───── Data lines

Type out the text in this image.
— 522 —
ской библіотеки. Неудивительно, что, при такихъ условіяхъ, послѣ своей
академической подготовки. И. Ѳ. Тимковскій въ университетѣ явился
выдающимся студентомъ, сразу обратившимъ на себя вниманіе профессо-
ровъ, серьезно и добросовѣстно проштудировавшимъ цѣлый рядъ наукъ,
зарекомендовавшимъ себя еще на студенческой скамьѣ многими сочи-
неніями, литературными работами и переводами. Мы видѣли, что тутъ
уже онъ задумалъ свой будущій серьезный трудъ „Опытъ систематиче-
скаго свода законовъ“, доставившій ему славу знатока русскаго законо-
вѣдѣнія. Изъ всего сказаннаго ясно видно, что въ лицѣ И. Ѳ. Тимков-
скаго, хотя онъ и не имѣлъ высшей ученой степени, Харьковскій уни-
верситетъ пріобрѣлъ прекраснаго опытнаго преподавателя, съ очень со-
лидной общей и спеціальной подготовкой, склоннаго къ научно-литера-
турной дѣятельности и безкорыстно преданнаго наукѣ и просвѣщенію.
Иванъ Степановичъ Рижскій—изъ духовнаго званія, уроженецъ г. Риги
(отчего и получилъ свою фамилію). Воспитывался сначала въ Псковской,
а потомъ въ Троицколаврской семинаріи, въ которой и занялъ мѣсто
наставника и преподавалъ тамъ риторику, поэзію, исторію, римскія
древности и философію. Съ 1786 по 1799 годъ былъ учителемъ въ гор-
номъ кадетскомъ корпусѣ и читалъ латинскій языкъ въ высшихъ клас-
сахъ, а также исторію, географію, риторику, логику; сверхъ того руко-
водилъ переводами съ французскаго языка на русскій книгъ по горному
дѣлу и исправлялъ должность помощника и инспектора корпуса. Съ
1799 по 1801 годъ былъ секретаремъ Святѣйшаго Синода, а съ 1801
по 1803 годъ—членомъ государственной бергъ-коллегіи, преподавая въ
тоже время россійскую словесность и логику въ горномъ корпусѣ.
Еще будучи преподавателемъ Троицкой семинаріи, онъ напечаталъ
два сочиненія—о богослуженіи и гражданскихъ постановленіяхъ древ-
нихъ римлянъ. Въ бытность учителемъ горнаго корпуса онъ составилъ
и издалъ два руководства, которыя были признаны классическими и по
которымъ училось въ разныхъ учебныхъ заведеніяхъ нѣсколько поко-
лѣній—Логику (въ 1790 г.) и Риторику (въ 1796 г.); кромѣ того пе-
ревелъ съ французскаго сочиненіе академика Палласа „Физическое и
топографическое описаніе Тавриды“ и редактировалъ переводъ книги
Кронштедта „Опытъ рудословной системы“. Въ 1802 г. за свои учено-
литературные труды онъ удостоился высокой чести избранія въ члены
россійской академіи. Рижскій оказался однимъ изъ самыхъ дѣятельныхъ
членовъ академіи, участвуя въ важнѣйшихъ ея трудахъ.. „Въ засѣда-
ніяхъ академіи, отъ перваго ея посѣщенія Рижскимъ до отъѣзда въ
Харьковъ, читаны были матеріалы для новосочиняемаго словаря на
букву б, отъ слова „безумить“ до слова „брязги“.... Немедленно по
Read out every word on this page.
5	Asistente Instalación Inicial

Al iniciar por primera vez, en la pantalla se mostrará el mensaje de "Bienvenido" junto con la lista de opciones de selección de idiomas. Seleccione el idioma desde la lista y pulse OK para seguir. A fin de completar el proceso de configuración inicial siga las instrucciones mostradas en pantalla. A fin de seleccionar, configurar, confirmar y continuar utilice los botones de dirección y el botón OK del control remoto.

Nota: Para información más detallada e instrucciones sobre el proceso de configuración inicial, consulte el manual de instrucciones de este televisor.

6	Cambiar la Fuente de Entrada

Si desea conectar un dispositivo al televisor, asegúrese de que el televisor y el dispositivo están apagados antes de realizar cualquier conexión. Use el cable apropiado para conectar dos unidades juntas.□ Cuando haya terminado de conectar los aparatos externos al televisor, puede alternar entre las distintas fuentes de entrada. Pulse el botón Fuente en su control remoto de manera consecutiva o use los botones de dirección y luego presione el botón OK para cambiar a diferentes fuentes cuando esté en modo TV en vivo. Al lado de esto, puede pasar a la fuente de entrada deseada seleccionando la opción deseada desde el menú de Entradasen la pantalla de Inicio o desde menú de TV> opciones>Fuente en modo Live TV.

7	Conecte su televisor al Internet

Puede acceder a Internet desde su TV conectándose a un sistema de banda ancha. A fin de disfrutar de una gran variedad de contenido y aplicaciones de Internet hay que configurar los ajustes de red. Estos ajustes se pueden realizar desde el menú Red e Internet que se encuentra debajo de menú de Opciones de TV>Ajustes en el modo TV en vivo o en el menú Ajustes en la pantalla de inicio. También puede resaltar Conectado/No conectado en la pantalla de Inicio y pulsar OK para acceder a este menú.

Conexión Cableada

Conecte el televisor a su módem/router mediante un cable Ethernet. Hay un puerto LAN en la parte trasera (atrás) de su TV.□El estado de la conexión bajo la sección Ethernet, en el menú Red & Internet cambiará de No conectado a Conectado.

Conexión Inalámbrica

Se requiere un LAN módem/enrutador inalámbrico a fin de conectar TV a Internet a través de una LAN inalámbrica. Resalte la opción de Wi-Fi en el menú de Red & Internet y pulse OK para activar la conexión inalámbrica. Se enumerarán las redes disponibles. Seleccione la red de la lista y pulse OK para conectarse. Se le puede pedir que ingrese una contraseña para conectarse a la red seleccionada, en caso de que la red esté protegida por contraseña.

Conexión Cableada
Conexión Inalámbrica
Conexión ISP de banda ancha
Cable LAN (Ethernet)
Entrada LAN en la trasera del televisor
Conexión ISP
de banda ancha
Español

──────────

Task statement =>
Print the whole listing again, exactly.

Response to the exercise =>
Type out the text in this image.
— 522 —
ской библіотеки. Неудивительно, что, при такихъ условіяхъ, послѣ своей
академической подготовки. И. Ѳ. Тимковскій въ университетѣ явился
выдающимся студентомъ, сразу обратившимъ на себя вниманіе профессо-
ровъ, серьезно и добросовѣстно проштудировавшимъ цѣлый рядъ наукъ,
зарекомендовавшимъ себя еще на студенческой скамьѣ многими сочи-
неніями, литературными работами и переводами. Мы видѣли, что тутъ
уже онъ задумалъ свой будущій серьезный трудъ „Опытъ систематиче-
скаго свода законовъ“, доставившій ему славу знатока русскаго законо-
вѣдѣнія. Изъ всего сказаннаго ясно видно, что въ лицѣ И. Ѳ. Тимков-
скаго, хотя онъ и не имѣлъ высшей ученой степени, Харьковскій уни-
верситетъ пріобрѣлъ прекраснаго опытнаго преподавателя, съ очень со-
лидной общей и спеціальной подготовкой, склоннаго къ научно-литера-
турной дѣятельности и безкорыстно преданнаго наукѣ и просвѣщенію.
Иванъ Степановичъ Рижскій—изъ духовнаго званія, уроженецъ г. Риги
(отчего и получилъ свою фамилію). Воспитывался сначала въ Псковской,
а потомъ въ Троицколаврской семинаріи, въ которой и занялъ мѣсто
наставника и преподавалъ тамъ риторику, поэзію, исторію, римскія
древности и философію. Съ 1786 по 1799 годъ былъ учителемъ въ гор-
номъ кадетскомъ корпусѣ и читалъ латинскій языкъ въ высшихъ клас-
сахъ, а также исторію, географію, риторику, логику; сверхъ того руко-
водилъ переводами съ французскаго языка на русскій книгъ по горному
дѣлу и исправлялъ должность помощника и инспектора корпуса. Съ
1799 по 1801 годъ былъ секретаремъ Святѣйшаго Синода, а съ 1801
по 1803 годъ—членомъ государственной бергъ-коллегіи, преподавая въ
тоже время россійскую словесность и логику въ горномъ корпусѣ.
Еще будучи преподавателемъ Троицкой семинаріи, онъ напечаталъ
два сочиненія—о богослуженіи и гражданскихъ постановленіяхъ древ-
нихъ римлянъ. Въ бытность учителемъ горнаго корпуса онъ составилъ
и издалъ два руководства, которыя были признаны классическими и по
которымъ училось въ разныхъ учебныхъ заведеніяхъ нѣсколько поко-
лѣній—Логику (въ 1790 г.) и Риторику (въ 1796 г.); кромѣ того пе-
ревелъ съ французскаго сочиненіе академика Палласа „Физическое и
топографическое описаніе Тавриды“ и редактировалъ переводъ книги
Кронштедта „Опытъ рудословной системы“. Въ 1802 г. за свои учено-
литературные труды онъ удостоился высокой чести избранія въ члены
россійской академіи. Рижскій оказался однимъ изъ самыхъ дѣятельныхъ
членовъ академіи, участвуя въ важнѣйшихъ ея трудахъ.. „Въ засѣда-
ніяхъ академіи, отъ перваго ея посѣщенія Рижскимъ до отъѣзда въ
Харьковъ, читаны были матеріалы для новосочиняемаго словаря на
букву б, отъ слова „безумить“ до слова „брязги“.... Немедленно по
Read out every word on this page.
5	Asistente Instalación Inicial

Al iniciar por primera vez, en la pantalla se mostrará el mensaje de "Bienvenido" junto con la lista de opciones de selección de idiomas. Seleccione el idioma desde la lista y pulse OK para seguir. A fin de completar el proceso de configuración inicial siga las instrucciones mostradas en pantalla. A fin de seleccionar, configurar, confirmar y continuar utilice los botones de dirección y el botón OK del control remoto.

Nota: Para información más detallada e instrucciones sobre el proceso de configuración inicial, consulte el manual de instrucciones de este televisor.

6	Cambiar la Fuente de Entrada

Si desea conectar un dispositivo al televisor, asegúrese de que el televisor y el dispositivo están apagados antes de realizar cualquier conexión. Use el cable apropiado para conectar dos unidades juntas.□ Cuando haya terminado de conectar los aparatos externos al televisor, puede alternar entre las distintas fuentes de entrada. Pulse el botón Fuente en su control remoto de manera consecutiva o use los botones de dirección y luego presione el botón OK para cambiar a diferentes fuentes cuando esté en modo TV en vivo. Al lado de esto, puede pasar a la fuente de entrada deseada seleccionando la opción deseada desde el menú de Entradasen la pantalla de Inicio o desde menú de TV> opciones>Fuente en modo Live TV.

7	Conecte su televisor al Internet

Puede acceder a Internet desde su TV conectándose a un sistema de banda ancha. A fin de disfrutar de una gran variedad de contenido y aplicaciones de Internet hay que configurar los ajustes de red. Estos ajustes se pueden realizar desde el menú Red e Internet que se encuentra debajo de menú de Opciones de TV>Ajustes en el modo TV en vivo o en el menú Ajustes en la pantalla de inicio. También puede resaltar Conectado/No conectado en la pantalla de Inicio y pulsar OK para acceder a este menú.

Conexión Cableada

Conecte el televisor a su módem/router mediante un cable Ethernet. Hay un puerto LAN en la parte trasera (atrás) de su TV.□El estado de la conexión bajo la sección Ethernet, en el menú Red & Internet cambiará de No conectado a Conectado.

Conexión Inalámbrica

Se requiere un LAN módem/enrutador inalámbrico a fin de conectar TV a Internet a través de una LAN inalámbrica. Resalte la opción de Wi-Fi en el menú de Red & Internet y pulse OK para activar la conexión inalámbrica. Se enumerarán las redes disponibles. Seleccione la red de la lista y pulse OK para conectarse. Se le puede pedir que ingrese una contraseña para conectarse a la red seleccionada, en caso de que la red esté protegida por contraseña.

Conexión Cableada
Conexión Inalámbrica
Conexión ISP de banda ancha
Cable LAN (Ethernet)
Entrada LAN en la trasera del televisor
Conexión ISP
de banda ancha
Español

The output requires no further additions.